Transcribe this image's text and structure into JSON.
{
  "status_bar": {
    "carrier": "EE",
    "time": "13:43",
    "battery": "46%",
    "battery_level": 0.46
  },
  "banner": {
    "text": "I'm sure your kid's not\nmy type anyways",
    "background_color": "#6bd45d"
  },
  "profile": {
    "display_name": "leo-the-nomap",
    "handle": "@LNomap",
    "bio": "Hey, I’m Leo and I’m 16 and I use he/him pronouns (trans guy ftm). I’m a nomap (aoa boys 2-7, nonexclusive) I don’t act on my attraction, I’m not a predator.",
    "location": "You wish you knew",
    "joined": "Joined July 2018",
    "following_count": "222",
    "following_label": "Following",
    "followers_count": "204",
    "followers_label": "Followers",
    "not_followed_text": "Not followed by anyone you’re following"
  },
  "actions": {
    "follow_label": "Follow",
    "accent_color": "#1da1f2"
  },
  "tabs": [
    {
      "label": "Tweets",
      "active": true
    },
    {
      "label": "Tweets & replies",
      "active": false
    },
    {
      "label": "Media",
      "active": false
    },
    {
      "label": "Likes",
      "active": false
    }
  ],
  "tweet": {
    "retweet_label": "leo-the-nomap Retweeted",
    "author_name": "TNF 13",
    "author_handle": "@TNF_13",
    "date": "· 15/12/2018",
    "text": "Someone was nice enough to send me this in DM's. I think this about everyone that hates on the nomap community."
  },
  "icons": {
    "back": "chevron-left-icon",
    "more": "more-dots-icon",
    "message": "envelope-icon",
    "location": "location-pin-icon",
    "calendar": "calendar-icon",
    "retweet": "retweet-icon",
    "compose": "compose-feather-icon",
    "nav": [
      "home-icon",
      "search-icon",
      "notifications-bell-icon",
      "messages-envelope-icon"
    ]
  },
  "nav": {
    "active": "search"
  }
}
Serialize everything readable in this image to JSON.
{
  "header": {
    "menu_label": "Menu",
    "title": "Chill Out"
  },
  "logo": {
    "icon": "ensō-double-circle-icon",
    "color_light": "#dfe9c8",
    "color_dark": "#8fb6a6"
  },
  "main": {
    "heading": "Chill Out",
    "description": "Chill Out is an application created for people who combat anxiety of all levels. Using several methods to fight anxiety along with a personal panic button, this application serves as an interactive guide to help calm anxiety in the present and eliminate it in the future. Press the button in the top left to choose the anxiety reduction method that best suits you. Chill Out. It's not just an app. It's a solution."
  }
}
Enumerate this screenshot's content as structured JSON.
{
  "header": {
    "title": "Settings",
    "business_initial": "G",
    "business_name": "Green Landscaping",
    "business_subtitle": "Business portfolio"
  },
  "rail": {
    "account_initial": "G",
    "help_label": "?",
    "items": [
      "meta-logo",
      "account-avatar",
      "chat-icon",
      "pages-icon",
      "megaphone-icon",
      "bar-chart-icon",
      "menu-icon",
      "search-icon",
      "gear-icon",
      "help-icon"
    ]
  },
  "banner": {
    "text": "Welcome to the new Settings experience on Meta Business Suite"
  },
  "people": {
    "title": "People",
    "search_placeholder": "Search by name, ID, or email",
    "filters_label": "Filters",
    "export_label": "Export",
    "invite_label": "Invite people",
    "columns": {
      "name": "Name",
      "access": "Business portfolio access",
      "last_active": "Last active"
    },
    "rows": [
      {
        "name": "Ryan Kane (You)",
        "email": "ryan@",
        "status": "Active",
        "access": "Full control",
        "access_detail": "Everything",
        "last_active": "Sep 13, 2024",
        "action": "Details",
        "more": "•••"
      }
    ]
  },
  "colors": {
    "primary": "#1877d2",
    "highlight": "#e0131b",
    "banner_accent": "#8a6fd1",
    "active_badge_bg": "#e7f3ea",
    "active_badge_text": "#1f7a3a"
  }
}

→ Exercise description
Copy the records above exactly.

→ Result below
Transcribe this image's text and structure into JSON.
{
  "status_bar": {
    "carrier": "EE",
    "time": "13:43",
    "battery": "46%",
    "battery_level": 0.46
  },
  "banner": {
    "text": "I'm sure your kid's not\nmy type anyways",
    "background_color": "#6bd45d"
  },
  "profile": {
    "display_name": "leo-the-nomap",
    "handle": "@LNomap",
    "bio": "Hey, I’m Leo and I’m 16 and I use he/him pronouns (trans guy ftm). I’m a nomap (aoa boys 2-7, nonexclusive) I don’t act on my attraction, I’m not a predator.",
    "location": "You wish you knew",
    "joined": "Joined July 2018",
    "following_count": "222",
    "following_label": "Following",
    "followers_count": "204",
    "followers_label": "Followers",
    "not_followed_text": "Not followed by anyone you’re following"
  },
  "actions": {
    "follow_label": "Follow",
    "accent_color": "#1da1f2"
  },
  "tabs": [
    {
      "label": "Tweets",
      "active": true
    },
    {
      "label": "Tweets & replies",
      "active": false
    },
    {
      "label": "Media",
      "active": false
    },
    {
      "label": "Likes",
      "active": false
    }
  ],
  "tweet": {
    "retweet_label": "leo-the-nomap Retweeted",
    "author_name": "TNF 13",
    "author_handle": "@TNF_13",
    "date": "· 15/12/2018",
    "text": "Someone was nice enough to send me this in DM's. I think this about everyone that hates on the nomap community."
  },
  "icons": {
    "back": "chevron-left-icon",
    "more": "more-dots-icon",
    "message": "envelope-icon",
    "location": "location-pin-icon",
    "calendar": "calendar-icon",
    "retweet": "retweet-icon",
    "compose": "compose-feather-icon",
    "nav": [
      "home-icon",
      "search-icon",
      "notifications-bell-icon",
      "messages-envelope-icon"
    ]
  },
  "nav": {
    "active": "search"
  }
}
Serialize everything readable in this image to JSON.
{
  "header": {
    "menu_label": "Menu",
    "title": "Chill Out"
  },
  "logo": {
    "icon": "ensō-double-circle-icon",
    "color_light": "#dfe9c8",
    "color_dark": "#8fb6a6"
  },
  "main": {
    "heading": "Chill Out",
    "description": "Chill Out is an application created for people who combat anxiety of all levels. Using several methods to fight anxiety along with a personal panic button, this application serves as an interactive guide to help calm anxiety in the present and eliminate it in the future. Press the button in the top left to choose the anxiety reduction method that best suits you. Chill Out. It's not just an app. It's a solution."
  }
}
Enumerate this screenshot's content as structured JSON.
{
  "header": {
    "title": "Settings",
    "business_initial": "G",
    "business_name": "Green Landscaping",
    "business_subtitle": "Business portfolio"
  },
  "rail": {
    "account_initial": "G",
    "help_label": "?",
    "items": [
      "meta-logo",
      "account-avatar",
      "chat-icon",
      "pages-icon",
      "megaphone-icon",
      "bar-chart-icon",
      "menu-icon",
      "search-icon",
      "gear-icon",
      "help-icon"
    ]
  },
  "banner": {
    "text": "Welcome to the new Settings experience on Meta Business Suite"
  },
  "people": {
    "title": "People",
    "search_placeholder": "Search by name, ID, or email",
    "filters_label": "Filters",
    "export_label": "Export",
    "invite_label": "Invite people",
    "columns": {
      "name": "Name",
      "access": "Business portfolio access",
      "last_active": "Last active"
    },
    "rows": [
      {
        "name": "Ryan Kane (You)",
        "email": "ryan@",
        "status": "Active",
        "access": "Full control",
        "access_detail": "Everything",
        "last_active": "Sep 13, 2024",
        "action": "Details",
        "more": "•••"
      }
    ]
  },
  "colors": {
    "primary": "#1877d2",
    "highlight": "#e0131b",
    "banner_accent": "#8a6fd1",
    "active_badge_bg": "#e7f3ea",
    "active_badge_text": "#1f7a3a"
  }
}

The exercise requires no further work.